_SUPPLIED ENTRIES_.
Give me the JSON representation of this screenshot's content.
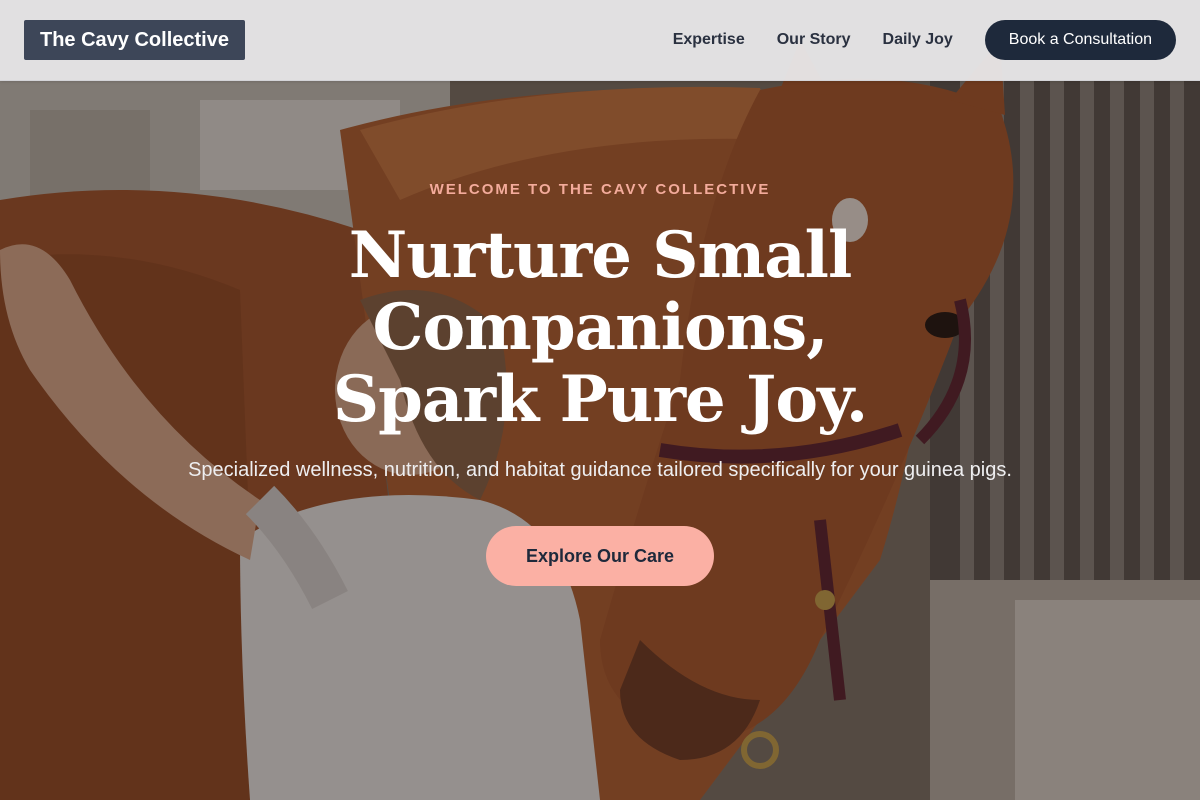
{
  "header": {
    "logo": "The Cavy Collective",
    "nav": [
      {
        "label": "Expertise"
      },
      {
        "label": "Our Story"
      },
      {
        "label": "Daily Joy"
      }
    ],
    "cta_label": "Book a Consultation"
  },
  "hero": {
    "eyebrow": "WELCOME TO THE CAVY COLLECTIVE",
    "headline_lines": [
      "Nurture Small",
      "Companions,",
      "Spark Pure Joy."
    ],
    "subtitle": "Specialized wellness, nutrition, and habitat guidance tailored specifically for your guinea pigs.",
    "cta_label": "Explore Our Care"
  },
  "colors": {
    "header_bg": "#ececee",
    "logo_bg": "#3d4658",
    "nav_text": "#2a3140",
    "nav_cta_bg": "#1e293b",
    "eyebrow": "#f3ab9b",
    "hero_cta_bg": "#fbb0a4",
    "hero_cta_text": "#1e293b"
  },
  "background_image": {
    "subject": "woman grooming a chestnut horse in a stable"
  }
}
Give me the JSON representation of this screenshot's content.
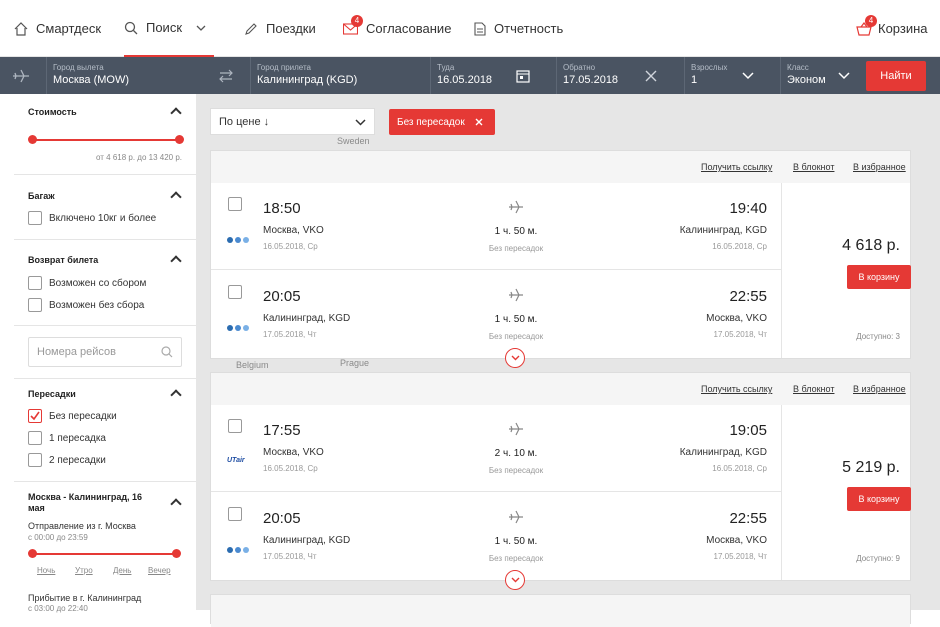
{
  "nav": {
    "items": [
      {
        "label": "Смартдеск",
        "icon": "home-icon"
      },
      {
        "label": "Поиск",
        "icon": "search-icon"
      },
      {
        "label": "Поездки",
        "icon": "pencil-icon"
      },
      {
        "label": "Согласование",
        "icon": "mail-icon",
        "badge": "4"
      },
      {
        "label": "Отчетность",
        "icon": "document-icon"
      }
    ],
    "cart": {
      "label": "Корзина",
      "badge": "4",
      "icon": "basket-icon"
    }
  },
  "search": {
    "from": {
      "label": "Город вылета",
      "value": "Москва (MOW)"
    },
    "to": {
      "label": "Город прилета",
      "value": "Калининград (KGD)"
    },
    "there": {
      "label": "Туда",
      "value": "16.05.2018"
    },
    "back": {
      "label": "Обратно",
      "value": "17.05.2018"
    },
    "adults": {
      "label": "Взрослых",
      "value": "1"
    },
    "class": {
      "label": "Класс",
      "value": "Эконом"
    },
    "button": "Найти"
  },
  "map": {
    "labels": [
      "Sweden",
      "Belgium",
      "Prague"
    ]
  },
  "filters": {
    "price": {
      "title": "Стоимость",
      "range": "от 4 618 р. до 13 420 р."
    },
    "baggage": {
      "title": "Багаж",
      "option": "Включено 10кг и более"
    },
    "refund": {
      "title": "Возврат билета",
      "options": [
        "Возможен со сбором",
        "Возможен без сбора"
      ]
    },
    "flight_numbers": {
      "placeholder": "Номера рейсов"
    },
    "stops": {
      "title": "Пересадки",
      "options": [
        "Без пересадки",
        "1 пересадка",
        "2 пересадки"
      ],
      "checked": 0
    },
    "route": {
      "title": "Москва - Калининград, 16 мая",
      "departure": "Отправление из г. Москва",
      "departure_range": "с 00:00 до 23:59",
      "times": [
        "Ночь",
        "Утро",
        "День",
        "Вечер"
      ],
      "arrival": "Прибытие в г. Калининград",
      "arrival_range": "с 03:00 до 22:40"
    }
  },
  "toolbar": {
    "sort_label": "По цене ↓",
    "tag_label": "Без пересадок"
  },
  "card_links": [
    "Получить ссылку",
    "В блокнот",
    "В избранное"
  ],
  "offers": [
    {
      "price": "4 618 р.",
      "buy_label": "В корзину",
      "available": "Доступно: 3",
      "segments": [
        {
          "dep_time": "18:50",
          "dep_city": "Москва, VKO",
          "dep_date": "16.05.2018, Ср",
          "duration": "1 ч. 50 м.",
          "stops": "Без пересадок",
          "arr_time": "19:40",
          "arr_city": "Калининград, KGD",
          "arr_date": "16.05.2018, Ср",
          "airline": "dots"
        },
        {
          "dep_time": "20:05",
          "dep_city": "Калининград, KGD",
          "dep_date": "17.05.2018, Чт",
          "duration": "1 ч. 50 м.",
          "stops": "Без пересадок",
          "arr_time": "22:55",
          "arr_city": "Москва, VKO",
          "arr_date": "17.05.2018, Чт",
          "airline": "dots"
        }
      ]
    },
    {
      "price": "5 219 р.",
      "buy_label": "В корзину",
      "available": "Доступно: 9",
      "segments": [
        {
          "dep_time": "17:55",
          "dep_city": "Москва, VKO",
          "dep_date": "16.05.2018, Ср",
          "duration": "2 ч. 10 м.",
          "stops": "Без пересадок",
          "arr_time": "19:05",
          "arr_city": "Калининград, KGD",
          "arr_date": "16.05.2018, Ср",
          "airline": "UTair"
        },
        {
          "dep_time": "20:05",
          "dep_city": "Калининград, KGD",
          "dep_date": "17.05.2018, Чт",
          "duration": "1 ч. 50 м.",
          "stops": "Без пересадок",
          "arr_time": "22:55",
          "arr_city": "Москва, VKO",
          "arr_date": "17.05.2018, Чт",
          "airline": "dots"
        }
      ]
    }
  ],
  "colors": {
    "accent": "#e53935",
    "bar": "#4a5462"
  }
}
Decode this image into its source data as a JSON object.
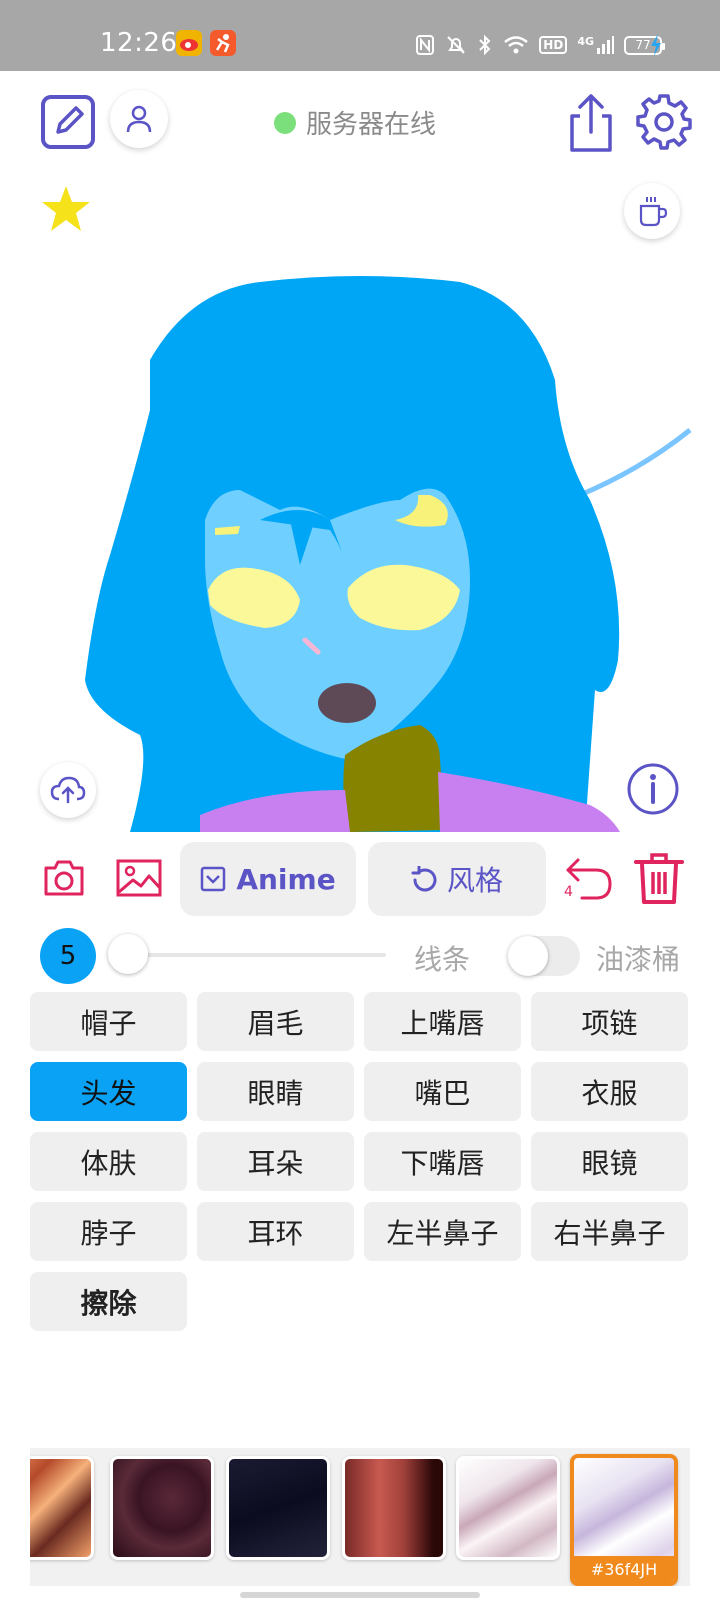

_PROBLEM TO SOLVE_. Without including any pictures, reproduce the listing exactly.

_RESPONSE TO THIS EXERCISE_.
Give me the JSON representation of this screenshot's content.
{
  "header": {
    "logo": "The Cavy Collective",
    "nav": [
      {
        "label": "Expertise"
      },
      {
        "label": "Our Story"
      },
      {
        "label": "Daily Joy"
      }
    ],
    "cta_label": "Book a Consultation"
  },
  "hero": {
    "eyebrow": "WELCOME TO THE CAVY COLLECTIVE",
    "headline_lines": [
      "Nurture Small",
      "Companions,",
      "Spark Pure Joy."
    ],
    "subtitle": "Specialized wellness, nutrition, and habitat guidance tailored specifically for your guinea pigs.",
    "cta_label": "Explore Our Care"
  },
  "colors": {
    "header_bg": "#ececee",
    "logo_bg": "#3d4658",
    "nav_text": "#2a3140",
    "nav_cta_bg": "#1e293b",
    "eyebrow": "#f3ab9b",
    "hero_cta_bg": "#fbb0a4",
    "hero_cta_text": "#1e293b"
  },
  "background_image": {
    "subject": "woman grooming a chestnut horse in a stable"
  }
}
Give me the JSON representation of this screenshot's content.
{
  "nav": {
    "items": [
      {
        "label": "Смартдеск",
        "icon": "home-icon"
      },
      {
        "label": "Поиск",
        "icon": "search-icon"
      },
      {
        "label": "Поездки",
        "icon": "pencil-icon"
      },
      {
        "label": "Согласование",
        "icon": "mail-icon",
        "badge": "4"
      },
      {
        "label": "Отчетность",
        "icon": "document-icon"
      }
    ],
    "cart": {
      "label": "Корзина",
      "badge": "4",
      "icon": "basket-icon"
    }
  },
  "search": {
    "from": {
      "label": "Город вылета",
      "value": "Москва (MOW)"
    },
    "to": {
      "label": "Город прилета",
      "value": "Калининград (KGD)"
    },
    "there": {
      "label": "Туда",
      "value": "16.05.2018"
    },
    "back": {
      "label": "Обратно",
      "value": "17.05.2018"
    },
    "adults": {
      "label": "Взрослых",
      "value": "1"
    },
    "class": {
      "label": "Класс",
      "value": "Эконом"
    },
    "button": "Найти"
  },
  "map": {
    "labels": [
      "Sweden",
      "Belgium",
      "Prague"
    ]
  },
  "filters": {
    "price": {
      "title": "Стоимость",
      "range": "от 4 618 р. до 13 420 р."
    },
    "baggage": {
      "title": "Багаж",
      "option": "Включено 10кг и более"
    },
    "refund": {
      "title": "Возврат билета",
      "options": [
        "Возможен со сбором",
        "Возможен без сбора"
      ]
    },
    "flight_numbers": {
      "placeholder": "Номера рейсов"
    },
    "stops": {
      "title": "Пересадки",
      "options": [
        "Без пересадки",
        "1 пересадка",
        "2 пересадки"
      ],
      "checked": 0
    },
    "route": {
      "title": "Москва - Калининград, 16 мая",
      "departure": "Отправление из г. Москва",
      "departure_range": "с 00:00 до 23:59",
      "times": [
        "Ночь",
        "Утро",
        "День",
        "Вечер"
      ],
      "arrival": "Прибытие в г. Калининград",
      "arrival_range": "с 03:00 до 22:40"
    }
  },
  "toolbar": {
    "sort_label": "По цене ↓",
    "tag_label": "Без пересадок"
  },
  "card_links": [
    "Получить ссылку",
    "В блокнот",
    "В избранное"
  ],
  "offers": [
    {
      "price": "4 618 р.",
      "buy_label": "В корзину",
      "available": "Доступно: 3",
      "segments": [
        {
          "dep_time": "18:50",
          "dep_city": "Москва, VKO",
          "dep_date": "16.05.2018, Ср",
          "duration": "1 ч. 50 м.",
          "stops": "Без пересадок",
          "arr_time": "19:40",
          "arr_city": "Калининград, KGD",
          "arr_date": "16.05.2018, Ср",
          "airline": "dots"
        },
        {
          "dep_time": "20:05",
          "dep_city": "Калининград, KGD",
          "dep_date": "17.05.2018, Чт",
          "duration": "1 ч. 50 м.",
          "stops": "Без пересадок",
          "arr_time": "22:55",
          "arr_city": "Москва, VKO",
          "arr_date": "17.05.2018, Чт",
          "airline": "dots"
        }
      ]
    },
    {
      "price": "5 219 р.",
      "buy_label": "В корзину",
      "available": "Доступно: 9",
      "segments": [
        {
          "dep_time": "17:55",
          "dep_city": "Москва, VKO",
          "dep_date": "16.05.2018, Ср",
          "duration": "2 ч. 10 м.",
          "stops": "Без пересадок",
          "arr_time": "19:05",
          "arr_city": "Калининград, KGD",
          "arr_date": "16.05.2018, Ср",
          "airline": "UTair"
        },
        {
          "dep_time": "20:05",
          "dep_city": "Калининград, KGD",
          "dep_date": "17.05.2018, Чт",
          "duration": "1 ч. 50 м.",
          "stops": "Без пересадок",
          "arr_time": "22:55",
          "arr_city": "Москва, VKO",
          "arr_date": "17.05.2018, Чт",
          "airline": "dots"
        }
      ]
    }
  ],
  "colors": {
    "accent": "#e53935",
    "bar": "#4a5462"
  }
}
Decode this image into its source data as a JSON object.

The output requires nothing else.